▸ **The problem**:
Count how many lines of the material contain the string "FROM", then give that number and nothing more.

▼

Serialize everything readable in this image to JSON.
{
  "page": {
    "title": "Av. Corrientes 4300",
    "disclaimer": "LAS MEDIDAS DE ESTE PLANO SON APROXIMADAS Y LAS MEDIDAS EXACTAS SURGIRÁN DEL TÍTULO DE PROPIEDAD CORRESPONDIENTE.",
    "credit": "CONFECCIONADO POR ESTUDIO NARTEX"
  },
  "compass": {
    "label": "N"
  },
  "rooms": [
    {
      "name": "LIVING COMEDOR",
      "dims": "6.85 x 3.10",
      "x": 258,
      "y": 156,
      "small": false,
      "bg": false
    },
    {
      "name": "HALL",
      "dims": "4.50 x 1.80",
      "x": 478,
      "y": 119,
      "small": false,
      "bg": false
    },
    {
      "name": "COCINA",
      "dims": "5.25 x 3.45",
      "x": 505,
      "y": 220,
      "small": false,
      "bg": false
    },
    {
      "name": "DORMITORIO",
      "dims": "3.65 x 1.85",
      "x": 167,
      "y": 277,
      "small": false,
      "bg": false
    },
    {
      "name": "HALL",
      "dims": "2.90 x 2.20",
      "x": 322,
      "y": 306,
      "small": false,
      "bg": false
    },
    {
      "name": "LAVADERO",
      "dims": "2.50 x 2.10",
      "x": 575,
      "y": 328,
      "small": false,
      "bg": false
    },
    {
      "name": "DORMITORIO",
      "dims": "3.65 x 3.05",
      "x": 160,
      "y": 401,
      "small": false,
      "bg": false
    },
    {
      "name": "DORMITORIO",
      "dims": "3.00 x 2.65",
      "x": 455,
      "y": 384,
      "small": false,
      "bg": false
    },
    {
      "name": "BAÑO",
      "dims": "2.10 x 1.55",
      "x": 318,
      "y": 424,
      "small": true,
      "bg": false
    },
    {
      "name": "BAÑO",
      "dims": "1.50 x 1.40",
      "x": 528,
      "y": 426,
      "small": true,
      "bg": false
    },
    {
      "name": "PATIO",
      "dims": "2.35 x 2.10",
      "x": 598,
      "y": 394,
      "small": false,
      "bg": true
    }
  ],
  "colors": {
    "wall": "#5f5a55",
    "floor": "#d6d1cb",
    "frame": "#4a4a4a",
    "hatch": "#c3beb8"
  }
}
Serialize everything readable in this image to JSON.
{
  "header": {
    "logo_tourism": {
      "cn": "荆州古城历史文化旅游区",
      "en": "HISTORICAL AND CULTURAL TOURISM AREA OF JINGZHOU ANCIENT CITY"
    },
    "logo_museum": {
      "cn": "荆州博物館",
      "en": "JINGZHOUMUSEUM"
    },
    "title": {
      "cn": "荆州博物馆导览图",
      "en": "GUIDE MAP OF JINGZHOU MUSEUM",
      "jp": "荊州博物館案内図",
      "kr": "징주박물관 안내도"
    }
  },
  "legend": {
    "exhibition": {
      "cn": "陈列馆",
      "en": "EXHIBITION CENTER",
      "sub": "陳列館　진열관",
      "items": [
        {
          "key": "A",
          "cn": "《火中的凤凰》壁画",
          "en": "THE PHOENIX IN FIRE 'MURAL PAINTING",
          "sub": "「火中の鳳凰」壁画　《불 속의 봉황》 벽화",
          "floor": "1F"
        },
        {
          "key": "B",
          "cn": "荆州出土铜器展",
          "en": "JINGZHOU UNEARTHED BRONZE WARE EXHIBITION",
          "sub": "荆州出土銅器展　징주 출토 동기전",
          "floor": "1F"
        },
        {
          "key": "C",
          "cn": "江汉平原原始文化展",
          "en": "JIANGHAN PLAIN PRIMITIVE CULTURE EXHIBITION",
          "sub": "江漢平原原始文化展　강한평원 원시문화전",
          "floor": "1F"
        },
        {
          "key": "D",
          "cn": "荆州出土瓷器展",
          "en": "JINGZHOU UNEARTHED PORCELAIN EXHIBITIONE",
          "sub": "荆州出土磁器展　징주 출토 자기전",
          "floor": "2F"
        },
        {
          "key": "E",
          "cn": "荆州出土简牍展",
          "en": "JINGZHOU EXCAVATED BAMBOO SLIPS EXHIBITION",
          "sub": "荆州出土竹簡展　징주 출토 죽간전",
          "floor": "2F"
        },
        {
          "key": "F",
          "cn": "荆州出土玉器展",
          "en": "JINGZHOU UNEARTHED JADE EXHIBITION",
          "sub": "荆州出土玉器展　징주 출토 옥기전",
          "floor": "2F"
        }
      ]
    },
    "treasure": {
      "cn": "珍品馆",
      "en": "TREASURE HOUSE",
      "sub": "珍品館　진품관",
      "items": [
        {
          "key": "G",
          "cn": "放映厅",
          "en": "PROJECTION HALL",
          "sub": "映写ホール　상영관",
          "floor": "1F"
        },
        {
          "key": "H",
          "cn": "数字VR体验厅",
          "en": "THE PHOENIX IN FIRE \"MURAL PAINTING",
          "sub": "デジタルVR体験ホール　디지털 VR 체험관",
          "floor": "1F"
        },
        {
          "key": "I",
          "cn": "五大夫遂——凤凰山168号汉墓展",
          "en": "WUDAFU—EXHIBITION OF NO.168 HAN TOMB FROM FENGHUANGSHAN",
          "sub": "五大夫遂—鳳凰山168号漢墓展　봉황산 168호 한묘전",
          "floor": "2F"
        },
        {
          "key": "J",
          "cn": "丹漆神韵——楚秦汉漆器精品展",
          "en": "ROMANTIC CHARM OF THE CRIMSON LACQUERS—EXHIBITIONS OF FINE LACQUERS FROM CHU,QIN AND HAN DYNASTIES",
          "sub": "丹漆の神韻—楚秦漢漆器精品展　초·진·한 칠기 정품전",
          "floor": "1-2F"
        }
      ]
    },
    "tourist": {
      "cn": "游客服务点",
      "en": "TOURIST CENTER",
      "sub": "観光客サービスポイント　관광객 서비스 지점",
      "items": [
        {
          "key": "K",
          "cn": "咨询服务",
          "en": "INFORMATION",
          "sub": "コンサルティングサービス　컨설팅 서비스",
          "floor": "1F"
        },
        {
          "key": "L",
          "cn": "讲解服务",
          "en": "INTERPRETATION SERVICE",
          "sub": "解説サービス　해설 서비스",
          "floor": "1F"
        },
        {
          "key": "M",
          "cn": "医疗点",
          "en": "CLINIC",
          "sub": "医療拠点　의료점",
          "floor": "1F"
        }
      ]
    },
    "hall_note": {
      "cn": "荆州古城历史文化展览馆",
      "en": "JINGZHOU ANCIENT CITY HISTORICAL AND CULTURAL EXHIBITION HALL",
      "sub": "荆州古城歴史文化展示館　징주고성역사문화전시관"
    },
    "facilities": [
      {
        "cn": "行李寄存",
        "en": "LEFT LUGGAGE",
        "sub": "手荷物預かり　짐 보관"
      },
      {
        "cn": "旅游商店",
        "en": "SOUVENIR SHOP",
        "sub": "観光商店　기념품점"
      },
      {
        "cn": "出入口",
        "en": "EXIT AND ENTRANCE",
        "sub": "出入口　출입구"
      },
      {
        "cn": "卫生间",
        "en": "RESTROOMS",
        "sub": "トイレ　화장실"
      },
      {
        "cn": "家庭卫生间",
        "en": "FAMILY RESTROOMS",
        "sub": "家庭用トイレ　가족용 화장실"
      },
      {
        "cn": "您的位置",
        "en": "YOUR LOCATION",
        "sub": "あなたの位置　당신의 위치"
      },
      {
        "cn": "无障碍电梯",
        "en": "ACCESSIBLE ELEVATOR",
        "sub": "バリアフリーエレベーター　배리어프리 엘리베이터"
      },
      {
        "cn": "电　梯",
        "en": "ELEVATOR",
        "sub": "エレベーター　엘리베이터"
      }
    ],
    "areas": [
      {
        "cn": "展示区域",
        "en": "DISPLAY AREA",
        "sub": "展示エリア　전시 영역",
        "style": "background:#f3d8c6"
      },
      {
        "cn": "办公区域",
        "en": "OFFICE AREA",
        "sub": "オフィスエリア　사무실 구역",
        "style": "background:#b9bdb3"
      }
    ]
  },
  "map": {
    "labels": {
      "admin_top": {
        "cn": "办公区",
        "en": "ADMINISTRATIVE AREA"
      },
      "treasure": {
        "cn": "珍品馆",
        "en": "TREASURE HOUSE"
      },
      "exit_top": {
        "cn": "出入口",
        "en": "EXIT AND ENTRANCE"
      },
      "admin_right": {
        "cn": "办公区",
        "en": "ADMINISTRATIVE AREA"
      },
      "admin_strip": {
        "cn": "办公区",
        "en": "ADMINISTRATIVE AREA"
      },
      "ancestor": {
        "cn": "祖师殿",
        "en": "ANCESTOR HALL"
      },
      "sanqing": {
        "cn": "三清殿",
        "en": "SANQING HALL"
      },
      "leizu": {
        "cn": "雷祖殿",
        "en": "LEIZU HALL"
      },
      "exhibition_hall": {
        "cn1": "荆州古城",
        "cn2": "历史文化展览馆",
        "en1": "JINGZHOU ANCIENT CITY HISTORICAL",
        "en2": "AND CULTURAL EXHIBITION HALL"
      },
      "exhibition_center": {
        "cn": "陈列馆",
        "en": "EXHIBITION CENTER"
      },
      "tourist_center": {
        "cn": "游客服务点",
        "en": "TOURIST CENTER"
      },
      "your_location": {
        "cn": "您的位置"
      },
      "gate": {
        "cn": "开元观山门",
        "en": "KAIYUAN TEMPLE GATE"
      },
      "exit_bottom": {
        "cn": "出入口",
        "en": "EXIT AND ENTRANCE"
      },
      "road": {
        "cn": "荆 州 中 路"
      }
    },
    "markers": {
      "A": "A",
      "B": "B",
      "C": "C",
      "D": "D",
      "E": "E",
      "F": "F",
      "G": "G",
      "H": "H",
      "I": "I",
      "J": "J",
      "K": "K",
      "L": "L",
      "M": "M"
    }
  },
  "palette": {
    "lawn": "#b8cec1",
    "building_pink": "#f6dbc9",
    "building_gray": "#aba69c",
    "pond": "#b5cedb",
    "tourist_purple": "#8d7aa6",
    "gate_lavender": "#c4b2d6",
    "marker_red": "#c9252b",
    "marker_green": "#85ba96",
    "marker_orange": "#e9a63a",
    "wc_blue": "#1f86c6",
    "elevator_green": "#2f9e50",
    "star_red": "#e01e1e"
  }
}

▲

▸ **Reply to the task**:
2